-- Required tasks --
(1) Answer from the fuel-light bulb test write-up:
(a) About how long did the original bulb take to light brightly?
(b) At what voltage did bulb 5 stabilize?
(c) What was the resistance of the stock bulb?
(2) Resume the fuel-light bulb test write-up, starting after its final results line.

-- Passage to read --
════

Once again I ran the car with the original 12V 3.4 amp bulb in the "fuel" light housing with the tank at about half full. Once again that bulb lit brightly after about 25 minutes. With the car still running I swapped the stock bulb for each one of the new bulbs. All of them illuminated immediately although dimly. The difference lies in how dimly each one lit up. In general, the bulbs with the highest cold resistance were dimmest. I was also measuring voltage at the bulb harness for each bulb. That voltage varied when each new bulb was placed in the socket but stabilized within a minute or less. I identified the bulbs from #1 to #6 in order of decreasing resistance. Bulb 1 being the new bulb with the highest resistance and bulb 6 being the stock bulb which had the lowest resistance.
RESULTS :
BULB 1: 19.8 Ohms, weakest glow, stable at 2.9 V.
BULB 2: 12.7 Ohms, weak glow, stable at 3.1 V.
BULB 3: 11.5 Ohms, very weak glow, stable at 4.0 V.
BULB 4: 11.4 Ohms, slightly brighter glow, stable at 3.3 V.
BULB 5: 6.3 Ohms, brighter glow, stable at 5.8 V.
BULB 6: 3.8 Ohms, very bright, stable at 7.7 V.

════

-- Recorded information --

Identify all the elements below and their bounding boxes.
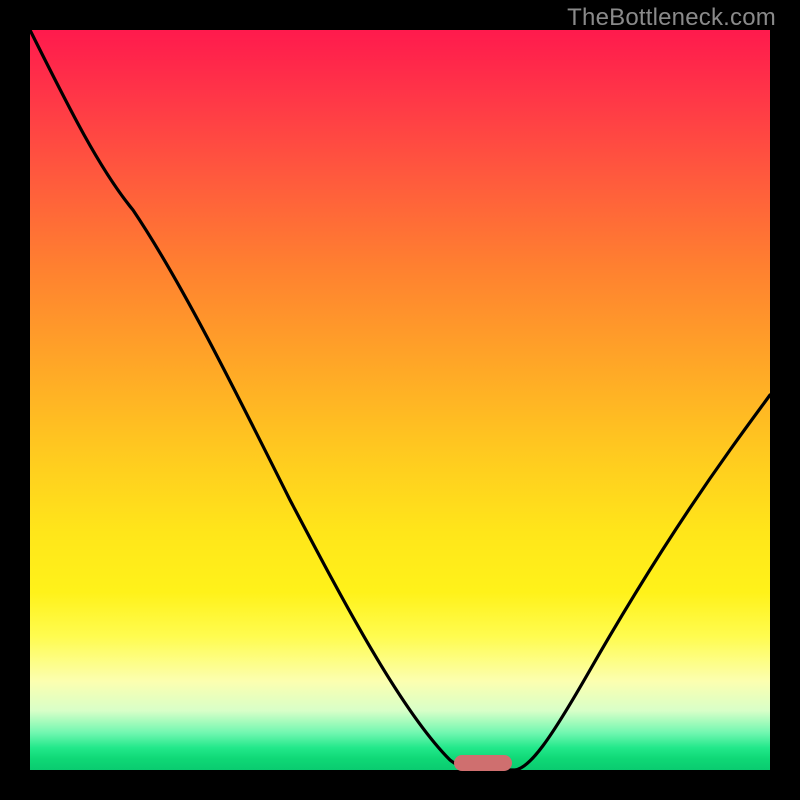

════

-- Task results --
(1)
(a) About 25 minutes.
(b) 5.8 V.
(c) 3.8 Ohms.

(2)
The glow from bulbs 1, 2 and 3 can barely be seen through the red lens of the housing even inside the darkened cockpit (I was outside at 9pm. Wife thinks I'm going insane! LOL). With the roof light on, you can't detect light through the lens.

The glow from bulbs 4 and 5 can be readily seen through the red lens in the dark (5 more than 4) and are somewhat visible with the roof light on.

Bulb 6 (stock) is very blatantly visible in the dark and quite bright with the roof light on.

I ruled out the stock bulb (6) , and the new bulbs at each extreme (1 and 5) for being too dim or too bright.
Bulbs 2, 3 and 4 are dim enough that are very hard to be seen through the lens, day or night. But should be brighter and visible when the thermistor is above fuel and it's resistance drops (I think).
I placed bulb 3 in the housing and closed everything up. I will run the tank dry and see how the light behaves. I will have bulb 2 and 4 as alternatives.

I know my "report" is not very technically correct but it kinda gives me options.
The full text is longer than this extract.